THE EXERCISE:
In the listing below, count the lines with "Products" and report only the figure.

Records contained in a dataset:
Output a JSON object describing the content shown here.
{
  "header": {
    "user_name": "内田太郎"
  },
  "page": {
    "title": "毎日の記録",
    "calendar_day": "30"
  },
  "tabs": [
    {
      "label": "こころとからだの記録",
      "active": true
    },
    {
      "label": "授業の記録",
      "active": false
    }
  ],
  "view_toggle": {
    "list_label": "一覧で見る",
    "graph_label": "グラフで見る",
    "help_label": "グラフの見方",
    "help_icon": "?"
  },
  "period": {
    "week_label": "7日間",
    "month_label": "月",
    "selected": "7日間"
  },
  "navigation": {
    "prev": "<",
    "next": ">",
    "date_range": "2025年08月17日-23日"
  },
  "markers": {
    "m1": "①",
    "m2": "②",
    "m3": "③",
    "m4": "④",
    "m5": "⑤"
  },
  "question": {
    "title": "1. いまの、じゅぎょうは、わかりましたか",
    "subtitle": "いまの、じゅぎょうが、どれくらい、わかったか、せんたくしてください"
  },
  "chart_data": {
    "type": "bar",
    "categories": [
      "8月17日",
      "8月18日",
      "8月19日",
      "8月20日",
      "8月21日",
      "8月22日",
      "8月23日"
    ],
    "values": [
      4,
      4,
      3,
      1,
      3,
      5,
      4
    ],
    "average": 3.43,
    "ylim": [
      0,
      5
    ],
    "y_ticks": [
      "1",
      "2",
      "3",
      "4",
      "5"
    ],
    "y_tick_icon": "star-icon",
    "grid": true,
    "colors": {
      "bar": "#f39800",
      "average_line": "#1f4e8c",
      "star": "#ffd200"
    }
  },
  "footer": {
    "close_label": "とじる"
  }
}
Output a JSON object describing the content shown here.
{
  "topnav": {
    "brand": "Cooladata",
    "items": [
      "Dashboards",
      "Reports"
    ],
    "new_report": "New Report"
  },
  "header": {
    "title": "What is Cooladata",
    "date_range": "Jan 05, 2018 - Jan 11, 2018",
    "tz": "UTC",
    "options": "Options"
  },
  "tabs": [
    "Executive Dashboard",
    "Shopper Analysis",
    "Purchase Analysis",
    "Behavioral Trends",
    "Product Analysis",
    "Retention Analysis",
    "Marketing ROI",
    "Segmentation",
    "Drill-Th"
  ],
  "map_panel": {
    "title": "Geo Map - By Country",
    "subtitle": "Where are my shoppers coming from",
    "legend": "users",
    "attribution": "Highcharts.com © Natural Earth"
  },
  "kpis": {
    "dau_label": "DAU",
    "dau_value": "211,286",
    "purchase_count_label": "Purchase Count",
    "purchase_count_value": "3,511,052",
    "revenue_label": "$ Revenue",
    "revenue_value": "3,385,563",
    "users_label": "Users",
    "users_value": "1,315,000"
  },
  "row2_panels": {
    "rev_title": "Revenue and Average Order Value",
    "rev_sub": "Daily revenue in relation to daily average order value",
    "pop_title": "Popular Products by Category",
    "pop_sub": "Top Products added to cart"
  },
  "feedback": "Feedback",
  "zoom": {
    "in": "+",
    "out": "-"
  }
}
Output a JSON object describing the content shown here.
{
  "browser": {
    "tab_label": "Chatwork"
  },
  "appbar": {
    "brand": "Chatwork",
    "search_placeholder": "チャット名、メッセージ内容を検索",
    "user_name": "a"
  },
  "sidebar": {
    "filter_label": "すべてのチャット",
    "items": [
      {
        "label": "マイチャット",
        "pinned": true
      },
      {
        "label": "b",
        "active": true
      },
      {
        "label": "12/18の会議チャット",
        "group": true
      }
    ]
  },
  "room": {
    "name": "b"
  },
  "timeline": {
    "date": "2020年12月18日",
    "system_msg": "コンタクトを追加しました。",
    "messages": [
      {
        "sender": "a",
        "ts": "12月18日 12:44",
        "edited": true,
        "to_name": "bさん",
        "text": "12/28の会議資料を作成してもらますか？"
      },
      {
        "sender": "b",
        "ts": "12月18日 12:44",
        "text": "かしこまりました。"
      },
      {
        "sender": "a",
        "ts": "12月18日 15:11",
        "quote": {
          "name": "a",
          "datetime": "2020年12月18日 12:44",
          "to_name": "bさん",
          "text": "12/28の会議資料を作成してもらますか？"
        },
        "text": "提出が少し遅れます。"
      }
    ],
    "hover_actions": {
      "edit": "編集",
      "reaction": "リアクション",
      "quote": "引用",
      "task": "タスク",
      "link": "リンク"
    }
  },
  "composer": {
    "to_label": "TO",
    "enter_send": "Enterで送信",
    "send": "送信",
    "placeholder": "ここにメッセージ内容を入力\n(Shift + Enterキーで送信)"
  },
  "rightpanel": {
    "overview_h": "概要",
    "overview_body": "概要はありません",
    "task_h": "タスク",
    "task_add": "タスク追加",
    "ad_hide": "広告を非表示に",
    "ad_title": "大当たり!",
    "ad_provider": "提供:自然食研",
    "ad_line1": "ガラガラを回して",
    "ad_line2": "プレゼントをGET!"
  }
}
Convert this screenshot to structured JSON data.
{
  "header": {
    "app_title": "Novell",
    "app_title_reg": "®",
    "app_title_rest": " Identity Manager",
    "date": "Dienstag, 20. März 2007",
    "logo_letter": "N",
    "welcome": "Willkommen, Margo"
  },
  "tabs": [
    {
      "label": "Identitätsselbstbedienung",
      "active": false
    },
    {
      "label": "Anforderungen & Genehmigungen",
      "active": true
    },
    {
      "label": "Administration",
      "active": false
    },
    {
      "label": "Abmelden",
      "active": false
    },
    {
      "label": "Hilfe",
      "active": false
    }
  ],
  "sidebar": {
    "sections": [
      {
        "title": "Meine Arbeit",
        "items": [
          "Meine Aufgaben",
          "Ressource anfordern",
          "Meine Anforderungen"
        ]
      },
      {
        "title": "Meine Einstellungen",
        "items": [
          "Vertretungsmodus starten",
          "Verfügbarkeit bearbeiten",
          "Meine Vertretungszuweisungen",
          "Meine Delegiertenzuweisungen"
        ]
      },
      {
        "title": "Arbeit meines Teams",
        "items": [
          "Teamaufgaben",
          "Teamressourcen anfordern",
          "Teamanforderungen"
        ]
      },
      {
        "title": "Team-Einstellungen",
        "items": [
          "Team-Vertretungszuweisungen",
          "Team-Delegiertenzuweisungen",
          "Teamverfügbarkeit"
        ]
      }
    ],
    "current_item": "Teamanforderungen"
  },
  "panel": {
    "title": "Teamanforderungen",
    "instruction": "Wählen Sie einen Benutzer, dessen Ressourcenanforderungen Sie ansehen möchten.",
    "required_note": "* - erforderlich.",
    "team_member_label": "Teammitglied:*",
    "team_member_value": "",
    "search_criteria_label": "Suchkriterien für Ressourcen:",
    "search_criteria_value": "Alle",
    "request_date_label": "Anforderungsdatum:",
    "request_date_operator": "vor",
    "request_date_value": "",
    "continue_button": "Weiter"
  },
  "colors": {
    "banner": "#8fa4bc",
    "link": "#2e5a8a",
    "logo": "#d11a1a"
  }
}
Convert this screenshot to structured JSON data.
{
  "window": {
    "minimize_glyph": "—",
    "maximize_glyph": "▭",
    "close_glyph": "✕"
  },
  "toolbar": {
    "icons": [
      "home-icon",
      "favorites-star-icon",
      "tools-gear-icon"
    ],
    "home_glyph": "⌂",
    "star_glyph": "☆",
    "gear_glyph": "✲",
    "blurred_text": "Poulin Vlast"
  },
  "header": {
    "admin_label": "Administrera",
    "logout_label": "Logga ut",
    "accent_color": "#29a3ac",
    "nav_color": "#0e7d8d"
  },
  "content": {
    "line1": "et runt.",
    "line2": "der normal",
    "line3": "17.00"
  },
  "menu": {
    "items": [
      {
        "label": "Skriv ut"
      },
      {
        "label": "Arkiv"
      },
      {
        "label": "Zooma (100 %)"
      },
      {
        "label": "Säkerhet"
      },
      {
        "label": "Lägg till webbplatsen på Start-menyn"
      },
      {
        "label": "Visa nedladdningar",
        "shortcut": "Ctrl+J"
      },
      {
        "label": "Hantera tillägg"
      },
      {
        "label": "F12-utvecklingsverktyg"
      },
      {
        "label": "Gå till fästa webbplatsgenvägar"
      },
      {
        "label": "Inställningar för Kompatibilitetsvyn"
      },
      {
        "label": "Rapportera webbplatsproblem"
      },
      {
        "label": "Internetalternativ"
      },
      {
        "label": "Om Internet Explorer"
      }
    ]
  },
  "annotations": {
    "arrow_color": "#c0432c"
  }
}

SOLUTION TO THE PROBLEM:
2